▶ **TASK SET**:
A. Shorten the paragraph in the PROT_SEAL thread that begins "I did the same work in OpenBSD," and keep its main facts.
B. Write the next part of the PROT_SEAL thread, picking up after its last line.

▶ **PAGE**:
>> start
Jeff, please show a piece of software that needs to do PROT_SEAL as
mprotect() or mmap() argument.

Please don't write it as a vague essay.

Instead, take a piece of existing code, write a diff, and show your work.

Then explain that diff, justify why doing the PROT_SEAL as an argument
of mprotect() or mmap() is a required improvement, and show your Linux
developer peers that you can do computer science.

I did the same work in OpenBSD, at least 25% time over 2 years, and I
had to prove my work inside my development community.  I had to prove
that it worked system wide, not in 1 program, with hand-waving for the
rest.  If I had said "Looks, it works in ssh, trust me it works in other
programs", it would not have gone further.

glibc is the best example to demonstrate, but smaller examples might
convince.
  
Jeff Xu Feb. 2, 2024, 4:03 a.m. UTC | #4
On Thu, Feb 1, 2024 at 7:54 PM Theo de Raadt <deraadt@openbsd.org> wrote:
>
> Jeff Xu <jeffxu@chromium.org> wrote:
>
> > On Thu, Feb 1, 2024 at 3:11 PM Eric Biggers <ebiggers@kernel.org> wrote:
> > >
> > > On Wed, Jan 31, 2024 at 05:50:24PM +0000, jeffxu@chromium.org wrote:
> > > > [PATCH v8 2/4] mseal: add mseal syscall
> > > [...]
> > > > +/*
> > > > + * The PROT_SEAL defines memory sealing in the prot argument of mmap().
>> end
▶ **DATA LISTING**:
>> start
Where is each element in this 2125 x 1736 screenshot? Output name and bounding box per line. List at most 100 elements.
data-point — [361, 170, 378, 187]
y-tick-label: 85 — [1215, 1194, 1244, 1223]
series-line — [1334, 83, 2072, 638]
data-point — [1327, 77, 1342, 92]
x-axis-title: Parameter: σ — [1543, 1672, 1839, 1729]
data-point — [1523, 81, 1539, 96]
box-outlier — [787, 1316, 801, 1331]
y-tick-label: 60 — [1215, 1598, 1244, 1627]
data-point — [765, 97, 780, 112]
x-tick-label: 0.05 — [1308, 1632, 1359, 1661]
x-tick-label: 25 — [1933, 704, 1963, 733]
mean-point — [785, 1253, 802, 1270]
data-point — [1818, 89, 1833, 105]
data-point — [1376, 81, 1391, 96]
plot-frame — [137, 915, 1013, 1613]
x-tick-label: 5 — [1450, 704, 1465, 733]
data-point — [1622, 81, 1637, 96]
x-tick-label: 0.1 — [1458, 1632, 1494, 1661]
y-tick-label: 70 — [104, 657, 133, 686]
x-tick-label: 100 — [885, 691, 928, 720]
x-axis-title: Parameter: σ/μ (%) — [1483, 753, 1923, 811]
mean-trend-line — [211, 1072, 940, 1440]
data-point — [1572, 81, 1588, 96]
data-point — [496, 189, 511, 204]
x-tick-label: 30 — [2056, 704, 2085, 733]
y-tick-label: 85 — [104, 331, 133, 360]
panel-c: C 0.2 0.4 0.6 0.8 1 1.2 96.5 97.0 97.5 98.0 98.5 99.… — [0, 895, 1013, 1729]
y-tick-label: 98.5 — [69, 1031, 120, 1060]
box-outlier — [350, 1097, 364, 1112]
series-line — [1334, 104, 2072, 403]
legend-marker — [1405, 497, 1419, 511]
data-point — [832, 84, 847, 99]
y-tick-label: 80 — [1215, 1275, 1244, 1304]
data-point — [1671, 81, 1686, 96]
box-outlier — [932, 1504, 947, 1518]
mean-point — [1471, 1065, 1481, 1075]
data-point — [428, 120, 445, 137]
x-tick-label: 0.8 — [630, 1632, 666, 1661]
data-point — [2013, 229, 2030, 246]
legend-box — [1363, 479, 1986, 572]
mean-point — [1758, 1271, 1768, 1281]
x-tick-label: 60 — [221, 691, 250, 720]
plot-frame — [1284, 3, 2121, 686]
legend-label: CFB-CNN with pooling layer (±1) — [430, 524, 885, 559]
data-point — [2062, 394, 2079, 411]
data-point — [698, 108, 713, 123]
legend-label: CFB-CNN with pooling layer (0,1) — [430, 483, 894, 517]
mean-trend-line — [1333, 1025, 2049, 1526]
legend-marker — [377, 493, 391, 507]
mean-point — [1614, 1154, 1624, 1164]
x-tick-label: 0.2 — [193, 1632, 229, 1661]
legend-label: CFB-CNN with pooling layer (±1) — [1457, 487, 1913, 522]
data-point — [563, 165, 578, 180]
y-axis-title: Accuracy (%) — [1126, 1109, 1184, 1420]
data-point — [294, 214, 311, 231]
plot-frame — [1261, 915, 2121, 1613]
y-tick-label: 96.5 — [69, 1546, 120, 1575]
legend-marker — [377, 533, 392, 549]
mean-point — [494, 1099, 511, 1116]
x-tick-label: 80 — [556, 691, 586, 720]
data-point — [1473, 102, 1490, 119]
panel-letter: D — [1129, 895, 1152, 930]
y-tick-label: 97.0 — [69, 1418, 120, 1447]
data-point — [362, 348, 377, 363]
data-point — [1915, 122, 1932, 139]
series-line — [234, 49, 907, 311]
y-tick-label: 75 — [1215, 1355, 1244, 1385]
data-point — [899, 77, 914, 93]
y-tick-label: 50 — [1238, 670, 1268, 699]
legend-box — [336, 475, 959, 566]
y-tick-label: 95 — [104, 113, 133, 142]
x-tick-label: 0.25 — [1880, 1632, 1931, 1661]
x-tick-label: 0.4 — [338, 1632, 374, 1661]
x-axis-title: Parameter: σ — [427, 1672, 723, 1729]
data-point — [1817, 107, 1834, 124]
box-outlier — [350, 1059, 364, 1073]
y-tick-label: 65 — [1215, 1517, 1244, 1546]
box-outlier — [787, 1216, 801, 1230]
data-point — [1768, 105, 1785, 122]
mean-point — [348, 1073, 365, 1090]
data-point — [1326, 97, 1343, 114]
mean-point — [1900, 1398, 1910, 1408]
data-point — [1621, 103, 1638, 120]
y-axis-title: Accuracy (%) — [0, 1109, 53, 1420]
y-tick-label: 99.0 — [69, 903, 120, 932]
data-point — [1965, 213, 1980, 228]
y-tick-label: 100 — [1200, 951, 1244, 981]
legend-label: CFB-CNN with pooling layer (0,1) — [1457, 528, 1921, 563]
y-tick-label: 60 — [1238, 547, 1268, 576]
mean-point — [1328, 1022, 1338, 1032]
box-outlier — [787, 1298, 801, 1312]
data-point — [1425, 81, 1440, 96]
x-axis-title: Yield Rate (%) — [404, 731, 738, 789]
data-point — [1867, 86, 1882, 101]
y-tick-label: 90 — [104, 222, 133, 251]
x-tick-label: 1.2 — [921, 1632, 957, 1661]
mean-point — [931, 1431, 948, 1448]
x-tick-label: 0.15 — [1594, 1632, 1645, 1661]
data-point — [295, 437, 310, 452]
>> end
▶ **RESPONSES PER TASK**:
A. The writer spent at least 25% of their time over 2 years on the same work in OpenBSD and had to prove it to their development community. The proof had to show the work functioned system wide, not only in one program. Claiming it worked in ssh and asking others to trust that it worked elsewhere would not have been accepted.

B.
> > > > + */
> > > > +#define PROT_SEAL    0x04000000      /* _BITUL(26) */
> > > > +
> > > >  /* 0x01 - 0x03 are defined in linux/mman.h */
> > > >  #define MAP_TYPE     0x0f            /* Mask for type of mapping */
> > > >  #define MAP_FIXED    0x10            /* Interpret addr exactly */
> > > > @@ -33,6 +38,9 @@
> > > >  #define MAP_UNINITIALIZED 0x4000000  /* For anonymous mmap, memory could be
> > > >                                        * uninitialized */
> > > >
> > > > +/* map is sealable */
> > > > +#define MAP_SEALABLE 0x8000000       /* _BITUL(27) */
> > >
> > > IMO this patch is misleading, as it claims to just be adding a new syscall, but
> > > it actually adds three new UAPIs, only one of which is the new syscall.  The
> > > other two new UAPIs are new flags to the mmap syscall.
> > >
> > The description does include all three. I could update the patch title.
> >
> > > Based on recent discussions, it seems the usefulness of the new mmap flags has
> > > not yet been established.  Note also that there are only a limited number of
> > > mmap flags remaining, so we should be careful about allocating them.
> > >
> > > Therefore, why not start by just adding the mseal syscall, without the new mmap
> > > flags alongside it?
> > >
> > > I'll also note that the existing PROT_* flags seem to be conventionally used for
> > > the CPU page protections, as opposed to kernel-specific properties of the VMA
> > > object.  As such, PROT_SEAL feels a bit out of place anyway.  If it's added at
> > > all it perhaps should be a MAP_* flag, not PROT_*.  I'm not sure this aspect has
> > > been properly discussed yet, seeing as the patchset is presented as just adding
> > > sys_mseal().  Some reviewers may not have noticed or considered the new flags.
> > >
> > MAP_ flags is more used for type of mapping, such as MAP_FIXED_NOREPLACE.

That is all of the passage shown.